Problem to solve: In the entries below, find every line holding the string "headline" and collect it.

### Information provided

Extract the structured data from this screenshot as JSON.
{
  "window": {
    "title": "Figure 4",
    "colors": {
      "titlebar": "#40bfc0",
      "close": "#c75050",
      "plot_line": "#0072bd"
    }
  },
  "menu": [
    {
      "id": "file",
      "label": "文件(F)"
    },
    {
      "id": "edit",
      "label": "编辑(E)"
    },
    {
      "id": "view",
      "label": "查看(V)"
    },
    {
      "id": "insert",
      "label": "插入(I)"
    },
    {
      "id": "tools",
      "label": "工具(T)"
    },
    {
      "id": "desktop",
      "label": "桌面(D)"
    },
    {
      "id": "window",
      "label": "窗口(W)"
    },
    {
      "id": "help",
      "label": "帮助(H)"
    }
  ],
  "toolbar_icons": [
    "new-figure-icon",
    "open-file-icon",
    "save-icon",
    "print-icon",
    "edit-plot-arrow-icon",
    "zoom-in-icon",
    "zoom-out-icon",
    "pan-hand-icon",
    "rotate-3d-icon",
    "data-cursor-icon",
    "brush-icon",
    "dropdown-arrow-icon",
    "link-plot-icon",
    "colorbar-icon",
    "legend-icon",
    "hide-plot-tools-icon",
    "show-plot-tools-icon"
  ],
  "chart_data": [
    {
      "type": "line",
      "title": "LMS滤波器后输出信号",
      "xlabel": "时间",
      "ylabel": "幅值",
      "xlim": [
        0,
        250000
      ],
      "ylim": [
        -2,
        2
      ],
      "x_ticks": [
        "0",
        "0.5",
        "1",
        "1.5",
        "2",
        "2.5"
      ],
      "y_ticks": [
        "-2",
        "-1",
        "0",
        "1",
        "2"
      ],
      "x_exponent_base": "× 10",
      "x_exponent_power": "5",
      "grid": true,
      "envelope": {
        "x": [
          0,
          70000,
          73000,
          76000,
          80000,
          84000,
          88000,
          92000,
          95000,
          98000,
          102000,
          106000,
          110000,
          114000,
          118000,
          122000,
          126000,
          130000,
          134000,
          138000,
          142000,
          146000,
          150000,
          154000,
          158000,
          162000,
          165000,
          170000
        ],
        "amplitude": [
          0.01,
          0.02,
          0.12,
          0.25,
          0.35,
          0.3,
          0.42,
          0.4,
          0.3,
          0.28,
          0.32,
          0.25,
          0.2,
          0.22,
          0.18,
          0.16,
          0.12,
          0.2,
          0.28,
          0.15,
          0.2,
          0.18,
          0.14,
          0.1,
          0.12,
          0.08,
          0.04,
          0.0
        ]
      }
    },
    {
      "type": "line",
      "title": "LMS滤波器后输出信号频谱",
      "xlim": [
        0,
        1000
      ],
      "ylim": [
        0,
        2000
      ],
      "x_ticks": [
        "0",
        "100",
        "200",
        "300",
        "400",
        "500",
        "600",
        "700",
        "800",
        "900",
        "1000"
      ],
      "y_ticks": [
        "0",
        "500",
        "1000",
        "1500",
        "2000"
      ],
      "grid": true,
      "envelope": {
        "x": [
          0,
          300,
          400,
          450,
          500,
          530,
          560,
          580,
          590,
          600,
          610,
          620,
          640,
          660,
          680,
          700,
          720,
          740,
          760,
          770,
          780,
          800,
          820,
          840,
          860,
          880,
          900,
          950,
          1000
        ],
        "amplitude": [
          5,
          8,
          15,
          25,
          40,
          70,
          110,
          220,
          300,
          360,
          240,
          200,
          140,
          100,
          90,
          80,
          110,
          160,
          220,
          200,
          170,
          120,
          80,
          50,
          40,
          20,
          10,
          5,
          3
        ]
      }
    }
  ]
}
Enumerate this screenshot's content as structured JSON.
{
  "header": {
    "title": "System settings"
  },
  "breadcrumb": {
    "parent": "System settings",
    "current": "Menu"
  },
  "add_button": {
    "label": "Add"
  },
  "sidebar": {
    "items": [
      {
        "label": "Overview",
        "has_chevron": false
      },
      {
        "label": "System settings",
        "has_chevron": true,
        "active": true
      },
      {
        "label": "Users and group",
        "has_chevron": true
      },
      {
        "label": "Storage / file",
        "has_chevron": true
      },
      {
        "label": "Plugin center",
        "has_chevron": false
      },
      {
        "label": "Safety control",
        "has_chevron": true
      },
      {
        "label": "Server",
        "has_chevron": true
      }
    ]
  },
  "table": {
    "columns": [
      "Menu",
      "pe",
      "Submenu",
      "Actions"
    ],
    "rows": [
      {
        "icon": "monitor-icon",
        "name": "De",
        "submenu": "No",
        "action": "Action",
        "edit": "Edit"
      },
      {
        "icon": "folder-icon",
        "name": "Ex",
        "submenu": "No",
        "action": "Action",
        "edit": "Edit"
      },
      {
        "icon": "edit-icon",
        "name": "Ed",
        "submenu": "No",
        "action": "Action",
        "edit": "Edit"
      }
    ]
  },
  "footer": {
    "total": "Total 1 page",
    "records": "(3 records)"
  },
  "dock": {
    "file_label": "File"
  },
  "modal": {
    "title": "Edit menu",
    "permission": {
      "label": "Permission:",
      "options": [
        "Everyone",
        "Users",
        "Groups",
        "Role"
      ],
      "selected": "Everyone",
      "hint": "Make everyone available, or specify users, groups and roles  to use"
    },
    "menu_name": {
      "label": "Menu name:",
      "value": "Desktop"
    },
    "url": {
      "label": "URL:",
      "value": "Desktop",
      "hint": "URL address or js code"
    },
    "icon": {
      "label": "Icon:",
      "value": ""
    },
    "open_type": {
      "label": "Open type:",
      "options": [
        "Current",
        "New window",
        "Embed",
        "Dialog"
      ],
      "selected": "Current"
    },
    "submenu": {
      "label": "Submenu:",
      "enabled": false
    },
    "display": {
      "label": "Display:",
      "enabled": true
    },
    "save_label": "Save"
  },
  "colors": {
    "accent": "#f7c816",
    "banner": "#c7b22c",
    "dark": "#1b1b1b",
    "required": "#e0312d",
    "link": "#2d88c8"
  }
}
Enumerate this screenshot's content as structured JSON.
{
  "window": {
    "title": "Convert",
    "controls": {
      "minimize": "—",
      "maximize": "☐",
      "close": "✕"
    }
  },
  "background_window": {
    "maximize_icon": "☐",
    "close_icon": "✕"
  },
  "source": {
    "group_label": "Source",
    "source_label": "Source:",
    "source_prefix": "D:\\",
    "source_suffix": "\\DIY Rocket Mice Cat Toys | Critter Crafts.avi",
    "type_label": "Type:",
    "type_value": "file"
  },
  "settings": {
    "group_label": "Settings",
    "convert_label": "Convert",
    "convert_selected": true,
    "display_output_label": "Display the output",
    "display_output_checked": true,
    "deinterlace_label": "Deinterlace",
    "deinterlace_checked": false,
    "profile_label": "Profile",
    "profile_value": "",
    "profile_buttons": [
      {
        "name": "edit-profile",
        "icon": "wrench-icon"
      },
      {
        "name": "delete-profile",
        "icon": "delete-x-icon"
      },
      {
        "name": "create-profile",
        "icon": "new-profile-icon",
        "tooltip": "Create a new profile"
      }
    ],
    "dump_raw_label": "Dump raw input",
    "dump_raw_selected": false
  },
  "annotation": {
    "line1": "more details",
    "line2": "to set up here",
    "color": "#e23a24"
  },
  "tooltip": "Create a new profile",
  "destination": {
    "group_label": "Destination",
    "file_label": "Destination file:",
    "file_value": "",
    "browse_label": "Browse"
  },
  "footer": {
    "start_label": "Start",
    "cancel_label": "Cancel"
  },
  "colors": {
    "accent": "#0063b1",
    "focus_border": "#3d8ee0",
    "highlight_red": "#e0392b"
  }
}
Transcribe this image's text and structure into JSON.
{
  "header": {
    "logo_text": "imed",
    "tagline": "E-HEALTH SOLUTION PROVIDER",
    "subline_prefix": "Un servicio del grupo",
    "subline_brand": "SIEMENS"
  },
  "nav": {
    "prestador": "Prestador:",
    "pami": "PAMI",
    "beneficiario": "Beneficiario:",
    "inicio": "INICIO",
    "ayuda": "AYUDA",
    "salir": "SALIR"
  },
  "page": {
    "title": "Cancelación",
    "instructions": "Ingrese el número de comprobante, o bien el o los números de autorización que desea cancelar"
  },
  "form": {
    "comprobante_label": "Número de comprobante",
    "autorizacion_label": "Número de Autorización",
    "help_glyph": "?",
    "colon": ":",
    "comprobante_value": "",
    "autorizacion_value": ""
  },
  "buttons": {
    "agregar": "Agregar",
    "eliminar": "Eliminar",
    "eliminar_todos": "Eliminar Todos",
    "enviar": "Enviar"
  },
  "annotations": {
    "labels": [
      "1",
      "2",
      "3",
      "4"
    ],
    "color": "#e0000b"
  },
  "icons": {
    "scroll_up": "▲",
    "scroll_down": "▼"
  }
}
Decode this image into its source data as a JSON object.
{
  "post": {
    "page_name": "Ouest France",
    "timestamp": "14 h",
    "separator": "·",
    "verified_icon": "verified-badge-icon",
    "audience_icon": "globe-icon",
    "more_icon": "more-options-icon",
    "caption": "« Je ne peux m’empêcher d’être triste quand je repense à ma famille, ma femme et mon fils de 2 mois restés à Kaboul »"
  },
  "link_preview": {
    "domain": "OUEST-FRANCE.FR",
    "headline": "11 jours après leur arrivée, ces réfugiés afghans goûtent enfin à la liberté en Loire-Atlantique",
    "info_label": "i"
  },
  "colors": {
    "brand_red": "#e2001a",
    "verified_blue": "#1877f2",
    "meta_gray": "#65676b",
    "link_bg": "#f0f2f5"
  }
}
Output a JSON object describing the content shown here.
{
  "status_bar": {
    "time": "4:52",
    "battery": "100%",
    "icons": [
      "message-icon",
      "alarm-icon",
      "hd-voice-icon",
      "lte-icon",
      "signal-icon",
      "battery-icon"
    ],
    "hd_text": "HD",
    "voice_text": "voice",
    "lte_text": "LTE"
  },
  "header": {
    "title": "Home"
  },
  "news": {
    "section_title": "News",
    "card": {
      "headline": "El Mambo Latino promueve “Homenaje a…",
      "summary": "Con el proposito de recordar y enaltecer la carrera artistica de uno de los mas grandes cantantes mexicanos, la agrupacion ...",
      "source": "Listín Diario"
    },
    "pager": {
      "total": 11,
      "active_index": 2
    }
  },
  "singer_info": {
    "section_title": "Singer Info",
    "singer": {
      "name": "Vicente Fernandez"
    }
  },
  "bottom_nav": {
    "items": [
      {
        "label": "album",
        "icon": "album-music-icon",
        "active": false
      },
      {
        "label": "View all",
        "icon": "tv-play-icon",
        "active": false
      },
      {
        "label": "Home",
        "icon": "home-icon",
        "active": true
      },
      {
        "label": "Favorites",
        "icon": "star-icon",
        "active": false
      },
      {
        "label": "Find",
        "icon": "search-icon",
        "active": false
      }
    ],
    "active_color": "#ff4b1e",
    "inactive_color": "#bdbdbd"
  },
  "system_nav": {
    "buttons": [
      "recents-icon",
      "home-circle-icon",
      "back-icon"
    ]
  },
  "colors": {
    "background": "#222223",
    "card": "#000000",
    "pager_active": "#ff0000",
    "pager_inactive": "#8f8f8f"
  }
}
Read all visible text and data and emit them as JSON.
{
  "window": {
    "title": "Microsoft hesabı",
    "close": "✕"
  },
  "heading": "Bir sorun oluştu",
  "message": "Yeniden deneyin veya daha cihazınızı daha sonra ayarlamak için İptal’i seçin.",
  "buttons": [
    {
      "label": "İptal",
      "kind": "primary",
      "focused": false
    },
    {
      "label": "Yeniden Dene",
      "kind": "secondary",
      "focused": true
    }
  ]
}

######

Task result:
    "headline": "11 jours après leur arrivée, ces réfugiés afghans goûtent enfin à la liberté en Loire-Atlantique",
      "headline": "El Mambo Latino promueve “Homenaje a…",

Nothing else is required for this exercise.